RECORDED DATA>

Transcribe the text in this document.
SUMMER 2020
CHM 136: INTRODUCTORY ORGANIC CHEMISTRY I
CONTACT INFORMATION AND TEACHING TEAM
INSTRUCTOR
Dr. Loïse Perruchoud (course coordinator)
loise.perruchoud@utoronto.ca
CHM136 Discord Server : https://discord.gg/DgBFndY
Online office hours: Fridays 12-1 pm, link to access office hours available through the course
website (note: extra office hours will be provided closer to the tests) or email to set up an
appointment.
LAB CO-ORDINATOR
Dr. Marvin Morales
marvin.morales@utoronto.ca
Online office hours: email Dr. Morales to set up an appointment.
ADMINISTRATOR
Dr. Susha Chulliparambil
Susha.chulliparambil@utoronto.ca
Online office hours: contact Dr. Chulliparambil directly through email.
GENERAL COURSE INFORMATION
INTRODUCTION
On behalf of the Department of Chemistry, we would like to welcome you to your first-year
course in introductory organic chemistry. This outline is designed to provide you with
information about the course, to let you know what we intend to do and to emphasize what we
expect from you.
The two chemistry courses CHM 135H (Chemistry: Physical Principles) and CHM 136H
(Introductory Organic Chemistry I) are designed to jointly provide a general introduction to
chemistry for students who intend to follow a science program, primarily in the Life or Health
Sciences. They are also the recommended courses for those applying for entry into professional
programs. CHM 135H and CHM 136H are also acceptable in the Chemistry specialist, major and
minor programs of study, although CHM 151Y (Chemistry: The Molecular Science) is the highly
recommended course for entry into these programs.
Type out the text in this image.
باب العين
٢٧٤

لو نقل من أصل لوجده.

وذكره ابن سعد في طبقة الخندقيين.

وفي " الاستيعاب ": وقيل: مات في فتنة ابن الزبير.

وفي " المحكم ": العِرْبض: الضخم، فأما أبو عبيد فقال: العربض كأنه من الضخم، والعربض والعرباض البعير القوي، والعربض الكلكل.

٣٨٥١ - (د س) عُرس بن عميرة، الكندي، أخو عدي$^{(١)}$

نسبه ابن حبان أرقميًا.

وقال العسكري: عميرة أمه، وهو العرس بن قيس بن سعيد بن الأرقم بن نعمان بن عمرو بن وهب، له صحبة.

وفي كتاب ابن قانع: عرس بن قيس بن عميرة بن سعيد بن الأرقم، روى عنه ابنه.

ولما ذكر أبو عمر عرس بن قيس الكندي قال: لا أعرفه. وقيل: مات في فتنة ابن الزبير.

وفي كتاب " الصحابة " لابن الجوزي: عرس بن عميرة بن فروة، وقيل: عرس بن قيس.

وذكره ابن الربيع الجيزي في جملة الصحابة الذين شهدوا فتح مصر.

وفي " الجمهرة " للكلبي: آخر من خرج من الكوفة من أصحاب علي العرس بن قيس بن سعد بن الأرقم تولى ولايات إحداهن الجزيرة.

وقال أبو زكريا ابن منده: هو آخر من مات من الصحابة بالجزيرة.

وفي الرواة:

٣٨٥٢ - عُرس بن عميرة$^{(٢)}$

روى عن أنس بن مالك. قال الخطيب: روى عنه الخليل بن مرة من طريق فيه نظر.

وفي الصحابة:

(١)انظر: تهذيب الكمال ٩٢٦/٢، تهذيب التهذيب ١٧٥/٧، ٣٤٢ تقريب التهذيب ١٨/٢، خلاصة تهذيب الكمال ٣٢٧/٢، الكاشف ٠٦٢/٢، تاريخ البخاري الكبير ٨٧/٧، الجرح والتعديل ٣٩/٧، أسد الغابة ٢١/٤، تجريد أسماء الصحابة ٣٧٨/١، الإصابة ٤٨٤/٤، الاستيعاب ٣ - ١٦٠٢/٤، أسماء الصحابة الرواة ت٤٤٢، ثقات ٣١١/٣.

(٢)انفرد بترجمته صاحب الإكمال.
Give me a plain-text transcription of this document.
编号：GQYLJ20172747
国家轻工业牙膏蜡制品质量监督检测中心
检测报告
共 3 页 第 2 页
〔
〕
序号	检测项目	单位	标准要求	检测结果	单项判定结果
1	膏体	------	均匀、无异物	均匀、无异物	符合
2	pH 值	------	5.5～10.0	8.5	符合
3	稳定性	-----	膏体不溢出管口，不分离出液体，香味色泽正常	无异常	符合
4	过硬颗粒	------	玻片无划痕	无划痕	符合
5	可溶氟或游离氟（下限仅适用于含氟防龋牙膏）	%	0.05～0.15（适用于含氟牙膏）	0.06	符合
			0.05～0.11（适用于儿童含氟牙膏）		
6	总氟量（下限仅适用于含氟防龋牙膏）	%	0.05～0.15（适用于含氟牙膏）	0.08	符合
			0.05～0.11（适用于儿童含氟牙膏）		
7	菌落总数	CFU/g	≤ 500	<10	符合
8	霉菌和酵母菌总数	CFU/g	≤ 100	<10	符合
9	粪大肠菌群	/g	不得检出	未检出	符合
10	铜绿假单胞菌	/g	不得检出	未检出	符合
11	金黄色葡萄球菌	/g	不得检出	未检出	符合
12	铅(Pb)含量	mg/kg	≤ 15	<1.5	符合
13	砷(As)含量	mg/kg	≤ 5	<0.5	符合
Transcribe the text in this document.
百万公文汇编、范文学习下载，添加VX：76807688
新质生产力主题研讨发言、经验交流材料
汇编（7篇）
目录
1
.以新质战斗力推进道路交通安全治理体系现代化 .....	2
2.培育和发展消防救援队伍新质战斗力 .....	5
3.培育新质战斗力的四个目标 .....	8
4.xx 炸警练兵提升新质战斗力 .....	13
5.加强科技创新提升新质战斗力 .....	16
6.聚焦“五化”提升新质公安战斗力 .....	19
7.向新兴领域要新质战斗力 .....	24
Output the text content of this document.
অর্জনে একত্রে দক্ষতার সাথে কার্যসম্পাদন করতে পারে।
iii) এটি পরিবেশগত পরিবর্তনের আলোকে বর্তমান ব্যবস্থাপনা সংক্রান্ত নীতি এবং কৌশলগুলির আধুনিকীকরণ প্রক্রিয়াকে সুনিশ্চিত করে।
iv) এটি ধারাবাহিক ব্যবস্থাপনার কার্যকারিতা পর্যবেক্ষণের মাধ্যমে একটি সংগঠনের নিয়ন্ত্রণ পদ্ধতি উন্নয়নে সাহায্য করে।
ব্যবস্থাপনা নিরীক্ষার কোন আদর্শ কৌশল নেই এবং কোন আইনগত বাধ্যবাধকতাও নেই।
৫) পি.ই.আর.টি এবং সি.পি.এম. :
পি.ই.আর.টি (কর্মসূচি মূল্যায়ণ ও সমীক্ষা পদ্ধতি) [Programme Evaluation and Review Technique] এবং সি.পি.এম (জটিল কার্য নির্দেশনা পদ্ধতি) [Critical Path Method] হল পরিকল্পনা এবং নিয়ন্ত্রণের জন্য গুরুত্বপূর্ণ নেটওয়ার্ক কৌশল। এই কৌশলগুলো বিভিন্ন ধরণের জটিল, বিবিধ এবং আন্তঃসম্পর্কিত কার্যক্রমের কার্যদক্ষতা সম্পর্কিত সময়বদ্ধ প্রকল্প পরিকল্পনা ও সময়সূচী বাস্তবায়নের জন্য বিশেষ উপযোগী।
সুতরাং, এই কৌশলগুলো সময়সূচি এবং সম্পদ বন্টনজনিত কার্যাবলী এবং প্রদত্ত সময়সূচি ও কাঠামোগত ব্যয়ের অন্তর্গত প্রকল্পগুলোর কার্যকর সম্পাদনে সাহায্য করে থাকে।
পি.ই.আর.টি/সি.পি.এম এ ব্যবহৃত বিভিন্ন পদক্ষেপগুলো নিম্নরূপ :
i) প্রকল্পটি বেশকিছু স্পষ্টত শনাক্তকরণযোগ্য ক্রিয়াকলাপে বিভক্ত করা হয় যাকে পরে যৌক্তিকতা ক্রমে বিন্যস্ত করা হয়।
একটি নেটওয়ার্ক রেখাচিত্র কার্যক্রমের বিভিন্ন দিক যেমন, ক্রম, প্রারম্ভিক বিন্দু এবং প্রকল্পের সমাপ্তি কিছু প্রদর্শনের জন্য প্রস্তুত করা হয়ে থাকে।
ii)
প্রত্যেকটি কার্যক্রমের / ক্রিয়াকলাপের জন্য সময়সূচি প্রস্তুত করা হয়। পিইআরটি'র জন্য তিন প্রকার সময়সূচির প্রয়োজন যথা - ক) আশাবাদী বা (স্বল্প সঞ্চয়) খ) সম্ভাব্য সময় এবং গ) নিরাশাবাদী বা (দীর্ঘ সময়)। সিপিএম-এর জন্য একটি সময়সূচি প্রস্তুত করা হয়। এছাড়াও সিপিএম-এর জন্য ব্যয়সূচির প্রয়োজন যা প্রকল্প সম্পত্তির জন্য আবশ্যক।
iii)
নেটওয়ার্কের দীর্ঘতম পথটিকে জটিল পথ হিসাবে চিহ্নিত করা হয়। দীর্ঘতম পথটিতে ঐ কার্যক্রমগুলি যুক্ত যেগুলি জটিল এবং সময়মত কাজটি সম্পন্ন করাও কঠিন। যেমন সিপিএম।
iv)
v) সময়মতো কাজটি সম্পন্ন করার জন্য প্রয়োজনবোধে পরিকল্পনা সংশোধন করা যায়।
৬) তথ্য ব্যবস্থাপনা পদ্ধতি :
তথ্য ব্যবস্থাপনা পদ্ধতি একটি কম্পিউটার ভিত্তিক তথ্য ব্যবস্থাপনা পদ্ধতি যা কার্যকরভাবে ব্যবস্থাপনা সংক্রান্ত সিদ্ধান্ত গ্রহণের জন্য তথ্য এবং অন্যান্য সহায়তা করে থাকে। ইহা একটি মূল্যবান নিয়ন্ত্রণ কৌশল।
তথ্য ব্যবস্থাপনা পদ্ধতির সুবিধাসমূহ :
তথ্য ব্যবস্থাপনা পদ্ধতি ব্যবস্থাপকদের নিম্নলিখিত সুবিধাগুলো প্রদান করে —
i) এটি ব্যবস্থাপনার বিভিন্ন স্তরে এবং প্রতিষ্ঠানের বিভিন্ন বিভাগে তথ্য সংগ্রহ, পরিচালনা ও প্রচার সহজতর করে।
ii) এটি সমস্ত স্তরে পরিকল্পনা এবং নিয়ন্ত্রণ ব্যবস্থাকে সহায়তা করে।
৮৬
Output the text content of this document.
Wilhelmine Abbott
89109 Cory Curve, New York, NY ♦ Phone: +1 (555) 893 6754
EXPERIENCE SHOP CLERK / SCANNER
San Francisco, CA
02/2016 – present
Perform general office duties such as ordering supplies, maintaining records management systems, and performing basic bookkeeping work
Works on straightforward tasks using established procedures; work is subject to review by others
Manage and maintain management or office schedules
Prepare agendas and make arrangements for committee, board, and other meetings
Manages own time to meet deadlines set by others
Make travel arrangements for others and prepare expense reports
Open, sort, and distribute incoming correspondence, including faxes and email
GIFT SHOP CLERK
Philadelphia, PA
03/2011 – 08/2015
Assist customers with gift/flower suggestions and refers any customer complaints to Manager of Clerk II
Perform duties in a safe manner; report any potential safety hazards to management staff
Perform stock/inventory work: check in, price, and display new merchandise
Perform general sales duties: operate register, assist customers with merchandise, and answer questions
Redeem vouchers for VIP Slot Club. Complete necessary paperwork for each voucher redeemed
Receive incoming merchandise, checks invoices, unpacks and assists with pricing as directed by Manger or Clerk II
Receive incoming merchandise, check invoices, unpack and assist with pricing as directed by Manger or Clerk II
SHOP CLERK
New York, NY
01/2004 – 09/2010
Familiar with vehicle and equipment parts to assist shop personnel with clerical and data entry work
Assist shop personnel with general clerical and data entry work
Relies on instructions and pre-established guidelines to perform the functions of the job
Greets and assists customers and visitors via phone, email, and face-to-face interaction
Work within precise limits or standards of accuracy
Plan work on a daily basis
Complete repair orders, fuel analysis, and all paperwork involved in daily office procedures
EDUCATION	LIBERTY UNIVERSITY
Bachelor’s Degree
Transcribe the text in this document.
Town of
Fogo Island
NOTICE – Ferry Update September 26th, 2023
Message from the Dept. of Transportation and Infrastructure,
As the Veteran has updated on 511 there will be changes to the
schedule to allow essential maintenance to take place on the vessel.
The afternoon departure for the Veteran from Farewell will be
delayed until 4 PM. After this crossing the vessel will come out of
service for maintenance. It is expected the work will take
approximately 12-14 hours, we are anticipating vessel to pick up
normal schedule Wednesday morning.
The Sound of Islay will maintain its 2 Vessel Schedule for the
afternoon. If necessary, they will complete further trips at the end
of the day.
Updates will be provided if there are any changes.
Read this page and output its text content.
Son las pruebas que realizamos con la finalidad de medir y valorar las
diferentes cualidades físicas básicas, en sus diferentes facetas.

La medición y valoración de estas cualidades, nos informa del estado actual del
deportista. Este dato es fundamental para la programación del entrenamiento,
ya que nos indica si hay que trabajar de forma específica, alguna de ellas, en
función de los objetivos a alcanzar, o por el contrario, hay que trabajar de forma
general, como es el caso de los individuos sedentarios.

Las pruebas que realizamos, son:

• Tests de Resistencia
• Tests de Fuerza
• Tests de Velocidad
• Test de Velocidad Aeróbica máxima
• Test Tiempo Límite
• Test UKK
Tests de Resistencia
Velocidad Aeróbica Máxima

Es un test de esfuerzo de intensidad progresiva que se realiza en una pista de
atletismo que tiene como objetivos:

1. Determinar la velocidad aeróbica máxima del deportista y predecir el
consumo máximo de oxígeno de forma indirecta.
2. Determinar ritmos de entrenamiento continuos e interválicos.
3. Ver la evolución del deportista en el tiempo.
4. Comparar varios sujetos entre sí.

WHAT YOU NEED TO DO> Pull out every line of the records above that contains the word "personnel".

RESPONSE>
Familiar with vehicle and equipment parts to assist shop personnel with clerical and data entry work
Assist shop personnel with general clerical and data entry work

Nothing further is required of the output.